>>>>>
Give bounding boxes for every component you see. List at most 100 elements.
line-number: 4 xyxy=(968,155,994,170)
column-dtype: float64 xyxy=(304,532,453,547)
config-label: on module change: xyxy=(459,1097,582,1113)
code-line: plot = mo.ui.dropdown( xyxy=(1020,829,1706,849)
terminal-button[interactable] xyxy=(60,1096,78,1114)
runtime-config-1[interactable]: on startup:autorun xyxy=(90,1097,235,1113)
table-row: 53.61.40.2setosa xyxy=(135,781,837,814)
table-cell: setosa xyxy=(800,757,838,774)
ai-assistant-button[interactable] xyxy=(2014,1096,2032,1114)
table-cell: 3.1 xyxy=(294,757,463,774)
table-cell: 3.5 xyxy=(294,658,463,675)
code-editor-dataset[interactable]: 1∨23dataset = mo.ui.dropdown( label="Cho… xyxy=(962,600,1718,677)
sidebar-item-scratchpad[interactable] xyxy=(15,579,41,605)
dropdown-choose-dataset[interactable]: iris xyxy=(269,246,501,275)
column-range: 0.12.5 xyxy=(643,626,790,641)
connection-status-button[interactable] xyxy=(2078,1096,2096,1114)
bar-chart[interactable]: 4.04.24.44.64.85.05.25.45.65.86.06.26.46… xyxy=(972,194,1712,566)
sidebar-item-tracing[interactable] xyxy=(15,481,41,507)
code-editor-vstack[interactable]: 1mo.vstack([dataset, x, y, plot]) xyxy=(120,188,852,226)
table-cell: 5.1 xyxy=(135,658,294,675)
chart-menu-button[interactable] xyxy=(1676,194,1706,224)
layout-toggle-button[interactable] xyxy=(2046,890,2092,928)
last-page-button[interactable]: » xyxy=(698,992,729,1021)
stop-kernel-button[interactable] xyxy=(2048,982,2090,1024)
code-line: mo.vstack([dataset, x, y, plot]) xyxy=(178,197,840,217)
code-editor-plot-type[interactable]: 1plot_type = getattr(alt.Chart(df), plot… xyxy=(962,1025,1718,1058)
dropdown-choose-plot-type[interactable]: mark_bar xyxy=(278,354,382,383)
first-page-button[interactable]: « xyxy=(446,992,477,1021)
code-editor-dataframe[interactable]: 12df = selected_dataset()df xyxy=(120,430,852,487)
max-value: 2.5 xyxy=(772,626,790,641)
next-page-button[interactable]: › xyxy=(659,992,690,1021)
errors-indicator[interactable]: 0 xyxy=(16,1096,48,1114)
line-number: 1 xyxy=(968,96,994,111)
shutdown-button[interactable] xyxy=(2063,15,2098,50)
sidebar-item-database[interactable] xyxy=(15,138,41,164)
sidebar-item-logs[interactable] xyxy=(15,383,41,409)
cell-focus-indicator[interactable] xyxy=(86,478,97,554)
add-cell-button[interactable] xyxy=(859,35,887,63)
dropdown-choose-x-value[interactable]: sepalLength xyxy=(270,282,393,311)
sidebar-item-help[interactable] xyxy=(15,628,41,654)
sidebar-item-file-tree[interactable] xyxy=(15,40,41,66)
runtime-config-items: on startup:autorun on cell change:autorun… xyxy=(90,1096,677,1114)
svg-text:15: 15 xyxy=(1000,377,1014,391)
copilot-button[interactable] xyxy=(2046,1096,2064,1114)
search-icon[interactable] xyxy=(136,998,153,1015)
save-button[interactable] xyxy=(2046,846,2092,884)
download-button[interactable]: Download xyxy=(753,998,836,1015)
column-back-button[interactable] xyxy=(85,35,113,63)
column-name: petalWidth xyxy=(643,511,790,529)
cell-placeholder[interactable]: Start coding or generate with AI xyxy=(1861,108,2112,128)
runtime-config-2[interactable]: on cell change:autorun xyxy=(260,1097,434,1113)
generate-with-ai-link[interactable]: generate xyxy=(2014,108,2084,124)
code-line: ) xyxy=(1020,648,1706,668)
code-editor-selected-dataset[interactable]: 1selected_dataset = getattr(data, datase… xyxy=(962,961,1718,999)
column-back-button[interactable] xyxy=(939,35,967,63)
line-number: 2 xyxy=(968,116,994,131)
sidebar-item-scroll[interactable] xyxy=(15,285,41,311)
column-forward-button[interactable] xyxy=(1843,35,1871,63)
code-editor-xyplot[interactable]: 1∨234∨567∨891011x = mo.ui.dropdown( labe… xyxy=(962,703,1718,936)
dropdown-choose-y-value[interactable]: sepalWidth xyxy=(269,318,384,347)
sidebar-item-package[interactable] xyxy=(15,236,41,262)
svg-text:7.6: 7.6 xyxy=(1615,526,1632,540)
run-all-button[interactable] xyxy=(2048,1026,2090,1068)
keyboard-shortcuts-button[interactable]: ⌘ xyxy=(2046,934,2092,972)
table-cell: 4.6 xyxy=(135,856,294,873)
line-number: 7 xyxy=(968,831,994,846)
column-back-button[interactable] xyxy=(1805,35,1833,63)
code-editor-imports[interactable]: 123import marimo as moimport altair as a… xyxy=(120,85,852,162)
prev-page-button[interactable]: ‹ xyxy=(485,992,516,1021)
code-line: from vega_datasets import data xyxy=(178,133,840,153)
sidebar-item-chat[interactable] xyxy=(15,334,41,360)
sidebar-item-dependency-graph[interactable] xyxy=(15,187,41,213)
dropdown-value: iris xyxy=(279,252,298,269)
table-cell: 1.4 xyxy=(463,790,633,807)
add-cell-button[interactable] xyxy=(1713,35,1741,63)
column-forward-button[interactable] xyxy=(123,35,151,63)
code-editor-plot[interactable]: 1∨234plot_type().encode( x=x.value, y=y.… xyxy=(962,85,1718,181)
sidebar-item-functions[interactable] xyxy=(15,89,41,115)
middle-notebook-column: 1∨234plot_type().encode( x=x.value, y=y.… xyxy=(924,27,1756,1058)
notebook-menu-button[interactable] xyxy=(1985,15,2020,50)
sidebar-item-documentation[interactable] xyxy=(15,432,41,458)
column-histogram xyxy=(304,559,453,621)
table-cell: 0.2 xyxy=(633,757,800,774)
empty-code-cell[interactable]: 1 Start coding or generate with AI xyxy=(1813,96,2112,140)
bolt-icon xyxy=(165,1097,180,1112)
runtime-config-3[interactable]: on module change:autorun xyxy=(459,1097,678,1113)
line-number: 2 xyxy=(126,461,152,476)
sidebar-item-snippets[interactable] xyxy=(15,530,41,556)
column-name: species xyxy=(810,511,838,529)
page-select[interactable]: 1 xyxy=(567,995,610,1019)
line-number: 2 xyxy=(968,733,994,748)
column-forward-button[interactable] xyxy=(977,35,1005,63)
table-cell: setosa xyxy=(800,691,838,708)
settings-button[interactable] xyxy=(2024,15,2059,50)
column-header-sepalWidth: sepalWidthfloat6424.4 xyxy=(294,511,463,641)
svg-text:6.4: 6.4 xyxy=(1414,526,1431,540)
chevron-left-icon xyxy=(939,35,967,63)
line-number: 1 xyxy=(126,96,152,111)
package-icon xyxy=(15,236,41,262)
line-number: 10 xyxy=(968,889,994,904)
<<<<<
**Written instruction:**
Retype all of the data above line for line, with no changes.

**Answer in full:**
Give bounding boxes for every component you see. List at most 100 elements.
line-number: 4 xyxy=(968,155,994,170)
column-dtype: float64 xyxy=(304,532,453,547)
config-label: on module change: xyxy=(459,1097,582,1113)
code-line: plot = mo.ui.dropdown( xyxy=(1020,829,1706,849)
terminal-button[interactable] xyxy=(60,1096,78,1114)
runtime-config-1[interactable]: on startup:autorun xyxy=(90,1097,235,1113)
table-row: 53.61.40.2setosa xyxy=(135,781,837,814)
table-cell: setosa xyxy=(800,757,838,774)
ai-assistant-button[interactable] xyxy=(2014,1096,2032,1114)
table-cell: 3.1 xyxy=(294,757,463,774)
table-cell: 3.5 xyxy=(294,658,463,675)
code-editor-dataset[interactable]: 1∨23dataset = mo.ui.dropdown( label="Cho… xyxy=(962,600,1718,677)
sidebar-item-scratchpad[interactable] xyxy=(15,579,41,605)
dropdown-choose-dataset[interactable]: iris xyxy=(269,246,501,275)
column-range: 0.12.5 xyxy=(643,626,790,641)
connection-status-button[interactable] xyxy=(2078,1096,2096,1114)
bar-chart[interactable]: 4.04.24.44.64.85.05.25.45.65.86.06.26.46… xyxy=(972,194,1712,566)
sidebar-item-tracing[interactable] xyxy=(15,481,41,507)
code-editor-vstack[interactable]: 1mo.vstack([dataset, x, y, plot]) xyxy=(120,188,852,226)
table-cell: 5.1 xyxy=(135,658,294,675)
chart-menu-button[interactable] xyxy=(1676,194,1706,224)
layout-toggle-button[interactable] xyxy=(2046,890,2092,928)
last-page-button[interactable]: » xyxy=(698,992,729,1021)
stop-kernel-button[interactable] xyxy=(2048,982,2090,1024)
code-line: mo.vstack([dataset, x, y, plot]) xyxy=(178,197,840,217)
code-editor-plot-type[interactable]: 1plot_type = getattr(alt.Chart(df), plot… xyxy=(962,1025,1718,1058)
dropdown-choose-plot-type[interactable]: mark_bar xyxy=(278,354,382,383)
first-page-button[interactable]: « xyxy=(446,992,477,1021)
code-editor-dataframe[interactable]: 12df = selected_dataset()df xyxy=(120,430,852,487)
max-value: 2.5 xyxy=(772,626,790,641)
next-page-button[interactable]: › xyxy=(659,992,690,1021)
errors-indicator[interactable]: 0 xyxy=(16,1096,48,1114)
line-number: 1 xyxy=(968,96,994,111)
shutdown-button[interactable] xyxy=(2063,15,2098,50)
sidebar-item-database[interactable] xyxy=(15,138,41,164)
sidebar-item-logs[interactable] xyxy=(15,383,41,409)
cell-focus-indicator[interactable] xyxy=(86,478,97,554)
add-cell-button[interactable] xyxy=(859,35,887,63)
dropdown-choose-x-value[interactable]: sepalLength xyxy=(270,282,393,311)
sidebar-item-help[interactable] xyxy=(15,628,41,654)
sidebar-item-file-tree[interactable] xyxy=(15,40,41,66)
runtime-config-items: on startup:autorun on cell change:autorun… xyxy=(90,1096,677,1114)
svg-text:15: 15 xyxy=(1000,377,1014,391)
copilot-button[interactable] xyxy=(2046,1096,2064,1114)
search-icon[interactable] xyxy=(136,998,153,1015)
save-button[interactable] xyxy=(2046,846,2092,884)
download-button[interactable]: Download xyxy=(753,998,836,1015)
column-back-button[interactable] xyxy=(85,35,113,63)
column-name: petalWidth xyxy=(643,511,790,529)
cell-placeholder[interactable]: Start coding or generate with AI xyxy=(1861,108,2112,128)
runtime-config-2[interactable]: on cell change:autorun xyxy=(260,1097,434,1113)
generate-with-ai-link[interactable]: generate xyxy=(2014,108,2084,124)
code-line: ) xyxy=(1020,648,1706,668)
code-editor-selected-dataset[interactable]: 1selected_dataset = getattr(data, datase… xyxy=(962,961,1718,999)
column-back-button[interactable] xyxy=(939,35,967,63)
line-number: 2 xyxy=(968,116,994,131)
sidebar-item-scroll[interactable] xyxy=(15,285,41,311)
column-forward-button[interactable] xyxy=(1843,35,1871,63)
code-editor-xyplot[interactable]: 1∨234∨567∨891011x = mo.ui.dropdown( labe… xyxy=(962,703,1718,936)
dropdown-choose-y-value[interactable]: sepalWidth xyxy=(269,318,384,347)
sidebar-item-package[interactable] xyxy=(15,236,41,262)
svg-text:7.6: 7.6 xyxy=(1615,526,1632,540)
run-all-button[interactable] xyxy=(2048,1026,2090,1068)
keyboard-shortcuts-button[interactable]: ⌘ xyxy=(2046,934,2092,972)
table-cell: 4.6 xyxy=(135,856,294,873)
line-number: 7 xyxy=(968,831,994,846)
column-back-button[interactable] xyxy=(1805,35,1833,63)
code-editor-imports[interactable]: 123import marimo as moimport altair as a… xyxy=(120,85,852,162)
prev-page-button[interactable]: ‹ xyxy=(485,992,516,1021)
code-line: from vega_datasets import data xyxy=(178,133,840,153)
sidebar-item-chat[interactable] xyxy=(15,334,41,360)
sidebar-item-dependency-graph[interactable] xyxy=(15,187,41,213)
dropdown-value: iris xyxy=(279,252,298,269)
table-cell: 1.4 xyxy=(463,790,633,807)
add-cell-button[interactable] xyxy=(1713,35,1741,63)
column-forward-button[interactable] xyxy=(123,35,151,63)
code-editor-plot[interactable]: 1∨234plot_type().encode( x=x.value, y=y.… xyxy=(962,85,1718,181)
sidebar-item-functions[interactable] xyxy=(15,89,41,115)
middle-notebook-column: 1∨234plot_type().encode( x=x.value, y=y.… xyxy=(924,27,1756,1058)
notebook-menu-button[interactable] xyxy=(1985,15,2020,50)
sidebar-item-documentation[interactable] xyxy=(15,432,41,458)
column-histogram xyxy=(304,559,453,621)
table-cell: 0.2 xyxy=(633,757,800,774)
empty-code-cell[interactable]: 1 Start coding or generate with AI xyxy=(1813,96,2112,140)
bolt-icon xyxy=(165,1097,180,1112)
runtime-config-3[interactable]: on module change:autorun xyxy=(459,1097,678,1113)
line-number: 2 xyxy=(126,461,152,476)
sidebar-item-snippets[interactable] xyxy=(15,530,41,556)
column-name: species xyxy=(810,511,838,529)
page-select[interactable]: 1 xyxy=(567,995,610,1019)
line-number: 2 xyxy=(968,733,994,748)
column-forward-button[interactable] xyxy=(977,35,1005,63)
table-cell: setosa xyxy=(800,691,838,708)
settings-button[interactable] xyxy=(2024,15,2059,50)
column-header-sepalWidth: sepalWidthfloat6424.4 xyxy=(294,511,463,641)
svg-text:6.4: 6.4 xyxy=(1414,526,1431,540)
chevron-left-icon xyxy=(939,35,967,63)
line-number: 1 xyxy=(126,96,152,111)
package-icon xyxy=(15,236,41,262)
line-number: 10 xyxy=(968,889,994,904)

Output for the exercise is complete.